What you are asked to do: Set down each record exactly as written.

# # # # #

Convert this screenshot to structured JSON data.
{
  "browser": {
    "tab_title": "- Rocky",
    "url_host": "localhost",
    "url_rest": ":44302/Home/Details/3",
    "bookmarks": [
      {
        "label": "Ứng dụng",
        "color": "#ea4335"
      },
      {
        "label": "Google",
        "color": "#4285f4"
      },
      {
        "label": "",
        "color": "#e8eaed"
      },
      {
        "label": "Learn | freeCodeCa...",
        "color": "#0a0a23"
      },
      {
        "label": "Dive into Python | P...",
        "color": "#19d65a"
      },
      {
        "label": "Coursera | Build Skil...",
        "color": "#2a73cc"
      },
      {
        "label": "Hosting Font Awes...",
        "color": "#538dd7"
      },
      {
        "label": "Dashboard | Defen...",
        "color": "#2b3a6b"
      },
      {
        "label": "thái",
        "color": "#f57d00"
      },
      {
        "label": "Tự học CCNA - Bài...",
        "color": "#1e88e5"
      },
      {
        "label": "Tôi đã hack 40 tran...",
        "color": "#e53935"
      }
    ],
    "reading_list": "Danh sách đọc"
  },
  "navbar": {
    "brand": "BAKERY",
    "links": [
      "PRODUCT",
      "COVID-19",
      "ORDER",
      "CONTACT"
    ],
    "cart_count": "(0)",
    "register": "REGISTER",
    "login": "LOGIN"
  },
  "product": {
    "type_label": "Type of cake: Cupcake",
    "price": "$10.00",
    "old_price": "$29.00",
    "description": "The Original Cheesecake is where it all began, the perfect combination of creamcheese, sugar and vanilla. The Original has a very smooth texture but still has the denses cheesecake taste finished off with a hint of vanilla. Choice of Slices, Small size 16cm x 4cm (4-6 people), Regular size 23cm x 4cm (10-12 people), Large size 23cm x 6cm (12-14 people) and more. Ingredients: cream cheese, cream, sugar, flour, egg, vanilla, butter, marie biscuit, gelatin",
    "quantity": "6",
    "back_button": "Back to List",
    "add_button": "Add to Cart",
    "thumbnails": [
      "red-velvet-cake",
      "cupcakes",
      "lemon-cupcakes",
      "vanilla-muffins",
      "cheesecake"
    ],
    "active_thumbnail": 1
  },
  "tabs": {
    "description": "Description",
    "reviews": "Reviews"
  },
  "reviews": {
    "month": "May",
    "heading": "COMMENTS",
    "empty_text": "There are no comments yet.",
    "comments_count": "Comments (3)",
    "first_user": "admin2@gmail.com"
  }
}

# # # # #

Response for this exercise:
Convert this screenshot to structured JSON data.
{
  "browser": {
    "tab_title": "- Rocky",
    "url_host": "localhost",
    "url_rest": ":44302/Home/Details/3",
    "bookmarks": [
      {
        "label": "Ứng dụng",
        "color": "#ea4335"
      },
      {
        "label": "Google",
        "color": "#4285f4"
      },
      {
        "label": "",
        "color": "#e8eaed"
      },
      {
        "label": "Learn | freeCodeCa...",
        "color": "#0a0a23"
      },
      {
        "label": "Dive into Python | P...",
        "color": "#19d65a"
      },
      {
        "label": "Coursera | Build Skil...",
        "color": "#2a73cc"
      },
      {
        "label": "Hosting Font Awes...",
        "color": "#538dd7"
      },
      {
        "label": "Dashboard | Defen...",
        "color": "#2b3a6b"
      },
      {
        "label": "thái",
        "color": "#f57d00"
      },
      {
        "label": "Tự học CCNA - Bài...",
        "color": "#1e88e5"
      },
      {
        "label": "Tôi đã hack 40 tran...",
        "color": "#e53935"
      }
    ],
    "reading_list": "Danh sách đọc"
  },
  "navbar": {
    "brand": "BAKERY",
    "links": [
      "PRODUCT",
      "COVID-19",
      "ORDER",
      "CONTACT"
    ],
    "cart_count": "(0)",
    "register": "REGISTER",
    "login": "LOGIN"
  },
  "product": {
    "type_label": "Type of cake: Cupcake",
    "price": "$10.00",
    "old_price": "$29.00",
    "description": "The Original Cheesecake is where it all began, the perfect combination of creamcheese, sugar and vanilla. The Original has a very smooth texture but still has the denses cheesecake taste finished off with a hint of vanilla. Choice of Slices, Small size 16cm x 4cm (4-6 people), Regular size 23cm x 4cm (10-12 people), Large size 23cm x 6cm (12-14 people) and more. Ingredients: cream cheese, cream, sugar, flour, egg, vanilla, butter, marie biscuit, gelatin",
    "quantity": "6",
    "back_button": "Back to List",
    "add_button": "Add to Cart",
    "thumbnails": [
      "red-velvet-cake",
      "cupcakes",
      "lemon-cupcakes",
      "vanilla-muffins",
      "cheesecake"
    ],
    "active_thumbnail": 1
  },
  "tabs": {
    "description": "Description",
    "reviews": "Reviews"
  },
  "reviews": {
    "month": "May",
    "heading": "COMMENTS",
    "empty_text": "There are no comments yet.",
    "comments_count": "Comments (3)",
    "first_user": "admin2@gmail.com"
  }
}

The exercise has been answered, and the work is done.